Records excerpted from a collection:

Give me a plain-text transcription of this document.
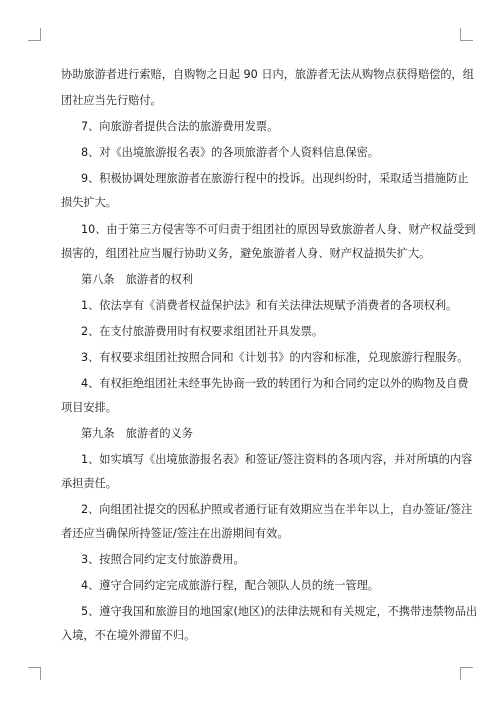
协助旅游者进行索赔，自购物之日起 90 日内，旅游者无法从购物点获得赔偿的，组
团社应当先行赔付。
7、向旅游者提供合法的旅游费用发票。
8、对《出境旅游报名表》的各项旅游者个人资料信息保密。
9、积极协调处理旅游者在旅游行程中的投诉。出现纠纷时，采取适当措施防止
损失扩大。
10、由于第三方侵害等不可归责于组团社的原因导致旅游者人身、财产权益受到
损害的，组团社应当履行协助义务，避免旅游者人身、财产权益损失扩大。
第八条　旅游者的权利
1、依法享有《消费者权益保护法》和有关法律法规赋予消费者的各项权利。
2、在支付旅游费用时有权要求组团社开具发票。
3、有权要求组团社按照合同和《计划书》的内容和标准，兑现旅游行程服务。
4、有权拒绝组团社未经事先协商一致的转团行为和合同约定以外的购物及自费
项目安排。
第九条　旅游者的义务
1、如实填写《出境旅游报名表》和签证/签注资料的各项内容，并对所填的内容
承担责任。
2、向组团社提交的因私护照或者通行证有效期应当在半年以上，自办签证/签注
者还应当确保所持签证/签注在出游期间有效。
3、按照合同约定支付旅游费用。
4、遵守合同约定完成旅游行程，配合领队人员的统一管理。
5、遵守我国和旅游目的地国家(地区)的法律法规和有关规定，不携带违禁物品出
入境，不在境外滞留不归。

→ WHAT YOU SHOULD DO: Every record must be copied exactly, with images dropped from the result.

→ SOLUTION:
Give me a plain-text transcription of this document.
协助旅游者进行索赔，自购物之日起 90 日内，旅游者无法从购物点获得赔偿的，组
团社应当先行赔付。
7、向旅游者提供合法的旅游费用发票。
8、对《出境旅游报名表》的各项旅游者个人资料信息保密。
9、积极协调处理旅游者在旅游行程中的投诉。出现纠纷时，采取适当措施防止
损失扩大。
10、由于第三方侵害等不可归责于组团社的原因导致旅游者人身、财产权益受到
损害的，组团社应当履行协助义务，避免旅游者人身、财产权益损失扩大。
第八条　旅游者的权利
1、依法享有《消费者权益保护法》和有关法律法规赋予消费者的各项权利。
2、在支付旅游费用时有权要求组团社开具发票。
3、有权要求组团社按照合同和《计划书》的内容和标准，兑现旅游行程服务。
4、有权拒绝组团社未经事先协商一致的转团行为和合同约定以外的购物及自费
项目安排。
第九条　旅游者的义务
1、如实填写《出境旅游报名表》和签证/签注资料的各项内容，并对所填的内容
承担责任。
2、向组团社提交的因私护照或者通行证有效期应当在半年以上，自办签证/签注
者还应当确保所持签证/签注在出游期间有效。
3、按照合同约定支付旅游费用。
4、遵守合同约定完成旅游行程，配合领队人员的统一管理。
5、遵守我国和旅游目的地国家(地区)的法律法规和有关规定，不携带违禁物品出
入境，不在境外滞留不归。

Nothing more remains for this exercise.